[Extracted records]
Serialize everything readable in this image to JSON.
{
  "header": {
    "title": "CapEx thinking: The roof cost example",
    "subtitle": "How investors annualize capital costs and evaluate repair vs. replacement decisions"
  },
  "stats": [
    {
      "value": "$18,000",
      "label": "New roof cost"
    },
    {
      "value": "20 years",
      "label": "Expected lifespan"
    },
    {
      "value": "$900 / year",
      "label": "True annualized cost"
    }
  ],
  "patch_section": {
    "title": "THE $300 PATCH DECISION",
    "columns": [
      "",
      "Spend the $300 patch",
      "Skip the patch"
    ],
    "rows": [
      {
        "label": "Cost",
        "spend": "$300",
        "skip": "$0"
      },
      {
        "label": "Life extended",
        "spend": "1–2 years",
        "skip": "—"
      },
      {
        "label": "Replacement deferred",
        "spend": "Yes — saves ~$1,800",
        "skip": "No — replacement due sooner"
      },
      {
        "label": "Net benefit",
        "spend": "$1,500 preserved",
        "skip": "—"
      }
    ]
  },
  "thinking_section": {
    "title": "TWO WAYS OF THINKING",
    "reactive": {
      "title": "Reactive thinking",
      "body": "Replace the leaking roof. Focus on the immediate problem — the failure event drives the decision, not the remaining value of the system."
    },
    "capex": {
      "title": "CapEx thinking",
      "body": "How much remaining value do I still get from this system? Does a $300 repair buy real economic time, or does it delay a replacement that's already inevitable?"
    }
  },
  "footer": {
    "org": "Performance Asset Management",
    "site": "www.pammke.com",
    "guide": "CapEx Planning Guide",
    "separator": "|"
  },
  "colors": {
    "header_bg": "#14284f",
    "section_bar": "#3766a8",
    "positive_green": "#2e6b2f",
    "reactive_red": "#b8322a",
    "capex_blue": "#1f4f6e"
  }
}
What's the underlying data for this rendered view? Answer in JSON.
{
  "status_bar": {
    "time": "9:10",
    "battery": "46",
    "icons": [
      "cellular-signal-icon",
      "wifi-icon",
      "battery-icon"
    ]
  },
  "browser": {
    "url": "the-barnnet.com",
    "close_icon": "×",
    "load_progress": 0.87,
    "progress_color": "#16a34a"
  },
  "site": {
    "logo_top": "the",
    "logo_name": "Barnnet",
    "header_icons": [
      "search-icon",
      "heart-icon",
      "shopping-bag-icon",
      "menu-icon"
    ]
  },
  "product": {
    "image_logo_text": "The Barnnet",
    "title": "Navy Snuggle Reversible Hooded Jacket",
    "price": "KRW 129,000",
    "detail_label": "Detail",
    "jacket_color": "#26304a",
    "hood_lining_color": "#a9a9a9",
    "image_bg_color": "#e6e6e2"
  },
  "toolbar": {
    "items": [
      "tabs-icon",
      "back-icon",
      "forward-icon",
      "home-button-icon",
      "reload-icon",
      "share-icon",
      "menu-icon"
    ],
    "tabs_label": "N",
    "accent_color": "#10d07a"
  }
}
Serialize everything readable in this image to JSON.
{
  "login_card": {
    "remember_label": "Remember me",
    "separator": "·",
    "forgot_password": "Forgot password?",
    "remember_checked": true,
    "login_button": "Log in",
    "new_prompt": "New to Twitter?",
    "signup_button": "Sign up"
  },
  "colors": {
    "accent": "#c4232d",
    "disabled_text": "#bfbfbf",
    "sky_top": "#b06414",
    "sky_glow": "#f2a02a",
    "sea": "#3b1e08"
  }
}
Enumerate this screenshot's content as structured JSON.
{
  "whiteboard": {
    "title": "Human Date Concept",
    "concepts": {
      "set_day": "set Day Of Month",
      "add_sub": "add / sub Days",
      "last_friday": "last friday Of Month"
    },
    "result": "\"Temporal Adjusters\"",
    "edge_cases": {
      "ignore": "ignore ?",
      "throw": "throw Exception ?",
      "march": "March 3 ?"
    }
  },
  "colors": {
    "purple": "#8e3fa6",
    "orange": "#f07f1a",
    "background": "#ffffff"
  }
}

#### [STATED TASK]
Find all lines holding the string "repair" and copy them.

#### [WRITTEN RESPONSE]
    "subtitle": "How investors annualize capital costs and evaluate repair vs. replacement decisions"
      "body": "How much remaining value do I still get from this system? Does a $300 repair buy real economic time, or does it delay a replacement that's already inevitable?"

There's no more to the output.